Net neutrality proponents and opponents both want free markets. Proponents see a free market as an internet open to all players, with rules that dictate equal access for all. Opponents see a free market in economic terms, a market free of restrictions that lets companies decide their own best business practices.

At the issue's core, opponents and proponents of net neutrality also take two different views of regulation. Opponents say the FCC took a heavy-handed approach by regulating actions not yet taken by companies. Proponents say the FTC tends to be reactive, acting only after ISPs harm consumers.

Telthorst, from the Missouri Telecommunications Industry Association, said the heavy-handed approach stifled innovation.

"Some would say that heavy-handed approach had the effect of prohibiting certain new services from being tried because people were unsure what the reaction of the FCC would be," Telthorst said. "The internet marketplace will develop and grow and be more creative than it would be otherwise."

Peters from Mediacom said net neutrality gave an unfair advantage to large tech companies. Mediacom simply wants all players on the internet to be treated fairly.

"Not everybody was treated the same way," she said. "We don't want the thumb of a government regulatory agency to be weighted in favor of one set of players or giving others a disadvantage."

Before the net neutrality rules took effect in 2015, Peters said, some of the greatest innovations in the internet's history took place. Using "light-touch" regulations allowed companies to innovate and businesses to flourish.

Under net neutrality, Peters said, consumer concerns about telecom companies creating fast or slow lanes on the internet were overblown.

"They were hypotheticals and potential problems that weren't based on reality," she said. "It wasn't what we were doing, and it wasn't what we had plans to do."

FCC Chairman Ajit Pai repeatedly claimed investment in internet infrastructure fell after implementation of the net neutrality rules. The repeal order also states the rules are heavy-handed.

"Close examination of the examples of harm cited by proponents of (net neutrality) to justify heavy-handed regulation reveal they are sparse and often exaggerated," the FCC said in the repeal order. "Economic incentives support internet openness."

Schomaker said Socket never felt like the net neutrality rules stopped expansion.

"We don't feel like the rules were stifling any innovation or expansion on our part," Schomaker said.

Mitchell said, though, allowing large providers to influence rule-making hurts smaller providers like Socket.

[Page segmentation data]
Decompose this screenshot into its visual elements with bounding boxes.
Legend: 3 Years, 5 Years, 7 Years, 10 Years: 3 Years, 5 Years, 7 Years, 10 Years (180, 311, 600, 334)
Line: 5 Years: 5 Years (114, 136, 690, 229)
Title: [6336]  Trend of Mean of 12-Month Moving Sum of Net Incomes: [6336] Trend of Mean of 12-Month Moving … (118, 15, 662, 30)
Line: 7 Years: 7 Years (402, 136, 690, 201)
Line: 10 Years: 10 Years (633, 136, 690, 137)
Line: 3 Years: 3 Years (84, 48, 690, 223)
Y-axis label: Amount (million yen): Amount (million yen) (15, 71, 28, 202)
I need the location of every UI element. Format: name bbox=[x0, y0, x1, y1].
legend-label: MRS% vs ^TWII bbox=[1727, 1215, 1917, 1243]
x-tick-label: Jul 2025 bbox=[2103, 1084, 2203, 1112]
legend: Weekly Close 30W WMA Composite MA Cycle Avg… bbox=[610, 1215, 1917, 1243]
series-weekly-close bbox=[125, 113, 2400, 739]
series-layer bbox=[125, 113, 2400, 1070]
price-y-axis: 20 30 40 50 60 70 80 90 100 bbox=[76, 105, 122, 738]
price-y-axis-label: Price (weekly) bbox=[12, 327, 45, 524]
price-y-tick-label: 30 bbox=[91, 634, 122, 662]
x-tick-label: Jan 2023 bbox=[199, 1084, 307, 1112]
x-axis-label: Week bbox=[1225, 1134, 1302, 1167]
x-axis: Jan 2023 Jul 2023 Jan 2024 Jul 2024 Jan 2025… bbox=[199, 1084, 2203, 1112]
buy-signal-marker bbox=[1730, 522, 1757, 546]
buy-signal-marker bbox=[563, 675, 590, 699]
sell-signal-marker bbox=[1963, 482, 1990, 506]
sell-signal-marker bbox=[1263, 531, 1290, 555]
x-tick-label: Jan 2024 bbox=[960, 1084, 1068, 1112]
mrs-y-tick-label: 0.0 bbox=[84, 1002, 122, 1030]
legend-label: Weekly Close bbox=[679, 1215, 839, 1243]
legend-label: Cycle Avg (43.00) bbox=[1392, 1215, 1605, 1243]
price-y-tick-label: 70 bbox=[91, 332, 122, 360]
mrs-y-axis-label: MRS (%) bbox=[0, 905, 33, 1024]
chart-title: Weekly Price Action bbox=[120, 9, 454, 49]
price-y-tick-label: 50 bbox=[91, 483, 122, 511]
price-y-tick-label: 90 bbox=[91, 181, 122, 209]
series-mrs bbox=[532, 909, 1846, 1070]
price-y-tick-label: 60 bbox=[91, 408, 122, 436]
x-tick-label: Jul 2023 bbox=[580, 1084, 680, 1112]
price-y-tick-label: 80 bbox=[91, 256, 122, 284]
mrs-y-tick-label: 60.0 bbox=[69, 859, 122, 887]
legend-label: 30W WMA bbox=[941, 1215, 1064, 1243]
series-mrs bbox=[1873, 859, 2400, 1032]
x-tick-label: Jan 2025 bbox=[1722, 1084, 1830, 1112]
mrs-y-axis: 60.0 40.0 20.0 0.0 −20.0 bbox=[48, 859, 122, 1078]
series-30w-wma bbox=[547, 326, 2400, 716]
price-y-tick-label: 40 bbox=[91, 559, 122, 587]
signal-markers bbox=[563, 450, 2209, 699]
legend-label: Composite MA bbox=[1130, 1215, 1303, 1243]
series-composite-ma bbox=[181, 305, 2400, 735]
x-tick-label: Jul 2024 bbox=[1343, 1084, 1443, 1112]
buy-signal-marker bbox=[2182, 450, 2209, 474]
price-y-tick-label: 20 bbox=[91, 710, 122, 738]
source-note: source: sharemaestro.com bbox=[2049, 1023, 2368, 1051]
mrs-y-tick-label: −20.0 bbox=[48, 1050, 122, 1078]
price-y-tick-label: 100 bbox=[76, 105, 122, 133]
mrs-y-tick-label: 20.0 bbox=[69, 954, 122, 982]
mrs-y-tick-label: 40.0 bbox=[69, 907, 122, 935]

» **ASSIGNMENT 1**:
In the net neutrality text, how do proponents describe the way the FTC tends to act?
» **ASSIGNMENT 2**:
Print the part of the net neutrality text from "FCC Chairman Ajit" to "rules are heavy-handed.".
» **ASSIGNMENT 3**:
Proceed with the net neutrality text, picking up right after its final sentence.

» **ANSWER BOX 1**:
They say it tends to be reactive, acting only after ISPs harm consumers.

» **ANSWER BOX 2**:
FCC Chairman Ajit Pai repeatedly claimed investment in internet infrastructure fell after implementation of the net neutrality rules. The repeal order also states the rules are heavy-handed.

» **ANSWER BOX 3**:
"When AT&T and Comcast make the rules, that's very bad for smaller providers that are trying to compete with them," Mitchell said.

As a small-business owner and internet consumer, Harbert, from Testery, felt left out of the discussions surrounding the internet's future.

"Consumers and small businesses don't really have a seat at the table when it comes to these types of things," he said.

Harbert said fewer regulations create a less-free market for small businesses by making it harder for them to access the market.

"A lot of people who are in favor of few regulations do so because they believe in the free market," Harbert said.

He went on to say net neutrality creates a world where small businesses can operate in a free market unencumbered by threats from large ISPs. Patterson said she also prefers a free-market in this sense.

Waiting game

For now, all sides continue to wait. It will take weeks before the FCC finalizes the rules.

On Jan. 16, 21 states and the District of Columbia sued to block the repeal of the net neutrality rules. The Internet Association, which represents tech giants like Netflix, Facebook and Google, also indicated it plans to sue to stop the repeal.

Several states, including New York and California, indicated they could enact legislation creating statewide net neutrality laws in an attempt to shape the broader internet through statewide legislation.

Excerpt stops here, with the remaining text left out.